--- RECORDS ---
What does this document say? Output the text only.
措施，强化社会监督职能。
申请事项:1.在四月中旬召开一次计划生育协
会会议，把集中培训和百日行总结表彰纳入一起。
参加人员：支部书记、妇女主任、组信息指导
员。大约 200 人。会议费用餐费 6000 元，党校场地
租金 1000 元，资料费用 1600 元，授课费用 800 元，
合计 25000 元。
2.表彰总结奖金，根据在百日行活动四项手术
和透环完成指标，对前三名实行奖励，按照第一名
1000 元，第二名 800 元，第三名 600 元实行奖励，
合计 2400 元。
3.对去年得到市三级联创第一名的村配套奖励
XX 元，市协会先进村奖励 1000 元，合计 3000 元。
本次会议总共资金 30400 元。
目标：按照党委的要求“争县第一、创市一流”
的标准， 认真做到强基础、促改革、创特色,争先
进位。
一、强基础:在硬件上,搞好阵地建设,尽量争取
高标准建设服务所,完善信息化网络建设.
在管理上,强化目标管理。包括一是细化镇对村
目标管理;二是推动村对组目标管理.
---
PROBLEM: Reproduce the material above, every line of it, exactly.

SOLUTION:
What does this document say? Output the text only.
措施，强化社会监督职能。
申请事项:1.在四月中旬召开一次计划生育协
会会议，把集中培训和百日行总结表彰纳入一起。
参加人员：支部书记、妇女主任、组信息指导
员。大约 200 人。会议费用餐费 6000 元，党校场地
租金 1000 元，资料费用 1600 元，授课费用 800 元，
合计 25000 元。
2.表彰总结奖金，根据在百日行活动四项手术
和透环完成指标，对前三名实行奖励，按照第一名
1000 元，第二名 800 元，第三名 600 元实行奖励，
合计 2400 元。
3.对去年得到市三级联创第一名的村配套奖励
XX 元，市协会先进村奖励 1000 元，合计 3000 元。
本次会议总共资金 30400 元。
目标：按照党委的要求“争县第一、创市一流”
的标准， 认真做到强基础、促改革、创特色,争先
进位。
一、强基础:在硬件上,搞好阵地建设,尽量争取
高标准建设服务所,完善信息化网络建设.
在管理上,强化目标管理。包括一是细化镇对村
目标管理;二是推动村对组目标管理.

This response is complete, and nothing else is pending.